> **Work required**
Look through the listing below and report how many lines contain "Mixed", as a bare number.

> **Supplied data**
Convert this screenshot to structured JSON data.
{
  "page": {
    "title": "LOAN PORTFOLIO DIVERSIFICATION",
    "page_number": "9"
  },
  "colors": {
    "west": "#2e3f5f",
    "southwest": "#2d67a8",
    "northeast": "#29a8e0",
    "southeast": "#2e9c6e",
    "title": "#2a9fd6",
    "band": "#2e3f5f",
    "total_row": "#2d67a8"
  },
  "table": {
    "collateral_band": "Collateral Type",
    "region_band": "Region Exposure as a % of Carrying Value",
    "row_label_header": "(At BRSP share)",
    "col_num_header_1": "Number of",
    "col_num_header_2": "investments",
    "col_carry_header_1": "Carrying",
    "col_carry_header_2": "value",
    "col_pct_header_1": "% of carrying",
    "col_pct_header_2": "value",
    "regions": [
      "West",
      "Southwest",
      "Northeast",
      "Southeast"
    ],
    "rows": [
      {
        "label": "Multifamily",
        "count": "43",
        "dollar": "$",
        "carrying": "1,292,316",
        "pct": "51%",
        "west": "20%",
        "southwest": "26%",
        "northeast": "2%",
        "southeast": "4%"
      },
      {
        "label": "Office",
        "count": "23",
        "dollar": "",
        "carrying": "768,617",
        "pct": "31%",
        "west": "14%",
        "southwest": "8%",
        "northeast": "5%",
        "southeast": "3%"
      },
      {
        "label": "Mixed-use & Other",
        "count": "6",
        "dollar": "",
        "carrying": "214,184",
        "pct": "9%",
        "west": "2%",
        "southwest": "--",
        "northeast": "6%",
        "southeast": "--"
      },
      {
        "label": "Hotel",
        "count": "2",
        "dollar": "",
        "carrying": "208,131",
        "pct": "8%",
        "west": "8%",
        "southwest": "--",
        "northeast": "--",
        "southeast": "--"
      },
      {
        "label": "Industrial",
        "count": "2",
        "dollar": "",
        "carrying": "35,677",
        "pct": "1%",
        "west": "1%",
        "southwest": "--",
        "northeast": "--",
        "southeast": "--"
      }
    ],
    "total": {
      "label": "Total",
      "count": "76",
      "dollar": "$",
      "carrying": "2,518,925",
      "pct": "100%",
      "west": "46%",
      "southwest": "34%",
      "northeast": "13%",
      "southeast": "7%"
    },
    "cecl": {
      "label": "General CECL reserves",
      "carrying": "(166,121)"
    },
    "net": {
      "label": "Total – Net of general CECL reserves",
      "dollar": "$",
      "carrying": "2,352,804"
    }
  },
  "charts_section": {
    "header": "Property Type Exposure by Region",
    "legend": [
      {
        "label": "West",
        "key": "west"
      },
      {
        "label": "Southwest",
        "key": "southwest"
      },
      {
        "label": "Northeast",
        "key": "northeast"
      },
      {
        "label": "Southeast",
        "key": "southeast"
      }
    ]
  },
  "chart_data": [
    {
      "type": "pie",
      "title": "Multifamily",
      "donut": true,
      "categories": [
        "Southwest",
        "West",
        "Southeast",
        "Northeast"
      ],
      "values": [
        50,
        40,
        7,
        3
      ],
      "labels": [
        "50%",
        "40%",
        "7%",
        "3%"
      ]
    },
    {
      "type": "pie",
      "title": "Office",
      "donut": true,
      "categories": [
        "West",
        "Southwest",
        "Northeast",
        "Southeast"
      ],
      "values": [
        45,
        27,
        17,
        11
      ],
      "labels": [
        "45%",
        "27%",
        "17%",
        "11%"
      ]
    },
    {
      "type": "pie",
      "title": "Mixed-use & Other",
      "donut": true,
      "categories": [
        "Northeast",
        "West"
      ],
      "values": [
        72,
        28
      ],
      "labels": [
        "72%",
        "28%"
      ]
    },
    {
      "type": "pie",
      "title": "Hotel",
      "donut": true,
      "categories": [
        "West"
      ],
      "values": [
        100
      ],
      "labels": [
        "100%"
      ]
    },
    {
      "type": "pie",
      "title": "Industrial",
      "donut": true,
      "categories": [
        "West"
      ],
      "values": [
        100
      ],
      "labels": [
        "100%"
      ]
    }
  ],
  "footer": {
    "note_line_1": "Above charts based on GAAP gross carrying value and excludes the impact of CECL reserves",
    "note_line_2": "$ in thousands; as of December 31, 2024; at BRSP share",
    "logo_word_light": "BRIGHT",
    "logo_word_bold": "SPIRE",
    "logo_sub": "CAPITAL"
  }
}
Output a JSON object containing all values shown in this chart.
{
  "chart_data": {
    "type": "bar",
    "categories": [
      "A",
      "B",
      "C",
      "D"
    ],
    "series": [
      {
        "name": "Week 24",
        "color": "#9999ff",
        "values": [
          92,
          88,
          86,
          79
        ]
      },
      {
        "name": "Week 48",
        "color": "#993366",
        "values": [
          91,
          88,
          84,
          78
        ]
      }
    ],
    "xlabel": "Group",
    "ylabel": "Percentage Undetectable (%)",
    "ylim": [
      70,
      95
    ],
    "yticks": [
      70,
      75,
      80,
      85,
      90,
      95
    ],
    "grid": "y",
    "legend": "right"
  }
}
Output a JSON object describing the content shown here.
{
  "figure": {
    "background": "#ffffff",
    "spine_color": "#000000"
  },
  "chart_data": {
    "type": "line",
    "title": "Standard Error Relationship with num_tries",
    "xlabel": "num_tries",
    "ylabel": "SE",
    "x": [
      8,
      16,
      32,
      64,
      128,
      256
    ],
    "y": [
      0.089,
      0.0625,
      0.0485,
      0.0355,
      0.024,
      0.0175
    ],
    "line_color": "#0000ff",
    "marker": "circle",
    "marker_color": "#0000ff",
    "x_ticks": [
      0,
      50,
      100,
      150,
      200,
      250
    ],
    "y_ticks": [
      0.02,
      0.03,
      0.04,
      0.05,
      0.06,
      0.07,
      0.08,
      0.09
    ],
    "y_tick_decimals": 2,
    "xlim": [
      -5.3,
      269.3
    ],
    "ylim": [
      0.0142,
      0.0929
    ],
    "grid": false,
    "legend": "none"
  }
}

> **Solution to this exercise**
2